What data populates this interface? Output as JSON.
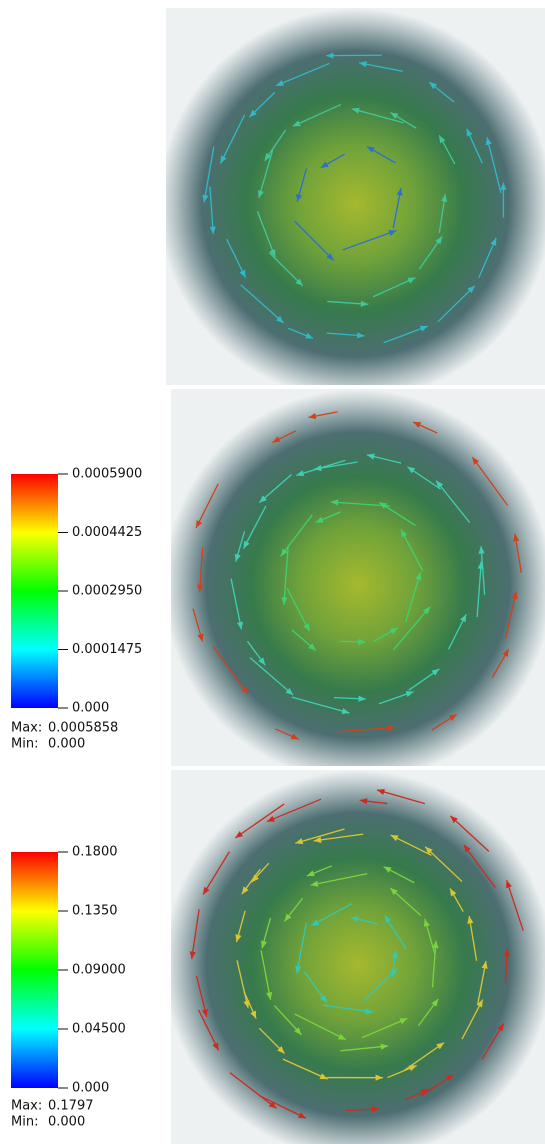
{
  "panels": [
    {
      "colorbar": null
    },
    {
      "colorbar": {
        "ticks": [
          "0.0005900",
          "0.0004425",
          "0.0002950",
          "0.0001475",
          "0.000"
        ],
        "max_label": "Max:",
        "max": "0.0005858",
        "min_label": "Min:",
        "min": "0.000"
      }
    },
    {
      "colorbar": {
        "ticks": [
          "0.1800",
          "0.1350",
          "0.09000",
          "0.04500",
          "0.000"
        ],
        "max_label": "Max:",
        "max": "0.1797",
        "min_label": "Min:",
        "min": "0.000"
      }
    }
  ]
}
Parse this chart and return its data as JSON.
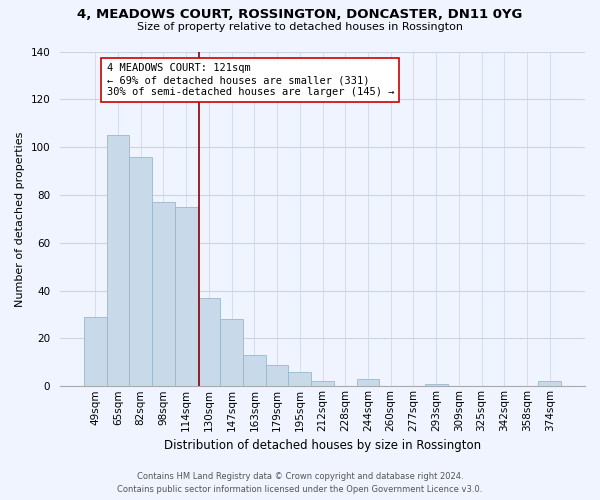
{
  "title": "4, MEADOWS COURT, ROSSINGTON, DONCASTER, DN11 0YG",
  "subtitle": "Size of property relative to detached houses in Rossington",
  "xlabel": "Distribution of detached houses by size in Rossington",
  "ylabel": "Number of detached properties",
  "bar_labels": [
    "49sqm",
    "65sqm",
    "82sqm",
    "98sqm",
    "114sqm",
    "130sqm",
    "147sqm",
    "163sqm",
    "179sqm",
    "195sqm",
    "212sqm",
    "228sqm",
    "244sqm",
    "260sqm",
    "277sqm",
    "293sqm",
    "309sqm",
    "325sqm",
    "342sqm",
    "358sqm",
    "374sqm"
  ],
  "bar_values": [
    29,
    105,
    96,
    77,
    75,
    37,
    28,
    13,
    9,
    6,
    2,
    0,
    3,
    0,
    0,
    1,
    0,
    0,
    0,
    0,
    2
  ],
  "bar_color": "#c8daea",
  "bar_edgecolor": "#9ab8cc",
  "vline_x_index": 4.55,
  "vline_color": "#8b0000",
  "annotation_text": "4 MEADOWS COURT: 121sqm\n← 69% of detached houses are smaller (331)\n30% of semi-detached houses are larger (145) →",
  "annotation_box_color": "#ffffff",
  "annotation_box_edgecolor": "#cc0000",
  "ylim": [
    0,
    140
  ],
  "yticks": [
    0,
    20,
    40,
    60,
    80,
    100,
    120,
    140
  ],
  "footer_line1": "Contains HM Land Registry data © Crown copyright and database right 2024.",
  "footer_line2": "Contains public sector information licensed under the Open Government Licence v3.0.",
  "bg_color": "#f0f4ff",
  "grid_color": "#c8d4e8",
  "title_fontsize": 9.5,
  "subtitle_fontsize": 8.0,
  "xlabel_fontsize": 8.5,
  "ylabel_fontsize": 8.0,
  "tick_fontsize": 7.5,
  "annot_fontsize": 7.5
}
-------
**TASK BRIEF**.
Go through the listing above and write it all out exactly, leaving out any picture.

**SOLUTION TO THIS TASK**.
What data populates this interface? Output as JSON.
{
  "panels": [
    {
      "colorbar": null
    },
    {
      "colorbar": {
        "ticks": [
          "0.0005900",
          "0.0004425",
          "0.0002950",
          "0.0001475",
          "0.000"
        ],
        "max_label": "Max:",
        "max": "0.0005858",
        "min_label": "Min:",
        "min": "0.000"
      }
    },
    {
      "colorbar": {
        "ticks": [
          "0.1800",
          "0.1350",
          "0.09000",
          "0.04500",
          "0.000"
        ],
        "max_label": "Max:",
        "max": "0.1797",
        "min_label": "Min:",
        "min": "0.000"
      }
    }
  ]
}
Parse this chart and return its data as JSON.
{
  "title": "4, MEADOWS COURT, ROSSINGTON, DONCASTER, DN11 0YG",
  "subtitle": "Size of property relative to detached houses in Rossington",
  "xlabel": "Distribution of detached houses by size in Rossington",
  "ylabel": "Number of detached properties",
  "bar_labels": [
    "49sqm",
    "65sqm",
    "82sqm",
    "98sqm",
    "114sqm",
    "130sqm",
    "147sqm",
    "163sqm",
    "179sqm",
    "195sqm",
    "212sqm",
    "228sqm",
    "244sqm",
    "260sqm",
    "277sqm",
    "293sqm",
    "309sqm",
    "325sqm",
    "342sqm",
    "358sqm",
    "374sqm"
  ],
  "bar_values": [
    29,
    105,
    96,
    77,
    75,
    37,
    28,
    13,
    9,
    6,
    2,
    0,
    3,
    0,
    0,
    1,
    0,
    0,
    0,
    0,
    2
  ],
  "bar_color": "#c8daea",
  "bar_edgecolor": "#9ab8cc",
  "vline_x_index": 4.55,
  "vline_color": "#8b0000",
  "annotation_text": "4 MEADOWS COURT: 121sqm\n← 69% of detached houses are smaller (331)\n30% of semi-detached houses are larger (145) →",
  "annotation_box_color": "#ffffff",
  "annotation_box_edgecolor": "#cc0000",
  "ylim": [
    0,
    140
  ],
  "yticks": [
    0,
    20,
    40,
    60,
    80,
    100,
    120,
    140
  ],
  "footer_line1": "Contains HM Land Registry data © Crown copyright and database right 2024.",
  "footer_line2": "Contains public sector information licensed under the Open Government Licence v3.0.",
  "bg_color": "#f0f4ff",
  "grid_color": "#c8d4e8",
  "title_fontsize": 9.5,
  "subtitle_fontsize": 8.0,
  "xlabel_fontsize": 8.5,
  "ylabel_fontsize": 8.0,
  "tick_fontsize": 7.5,
  "annot_fontsize": 7.5
}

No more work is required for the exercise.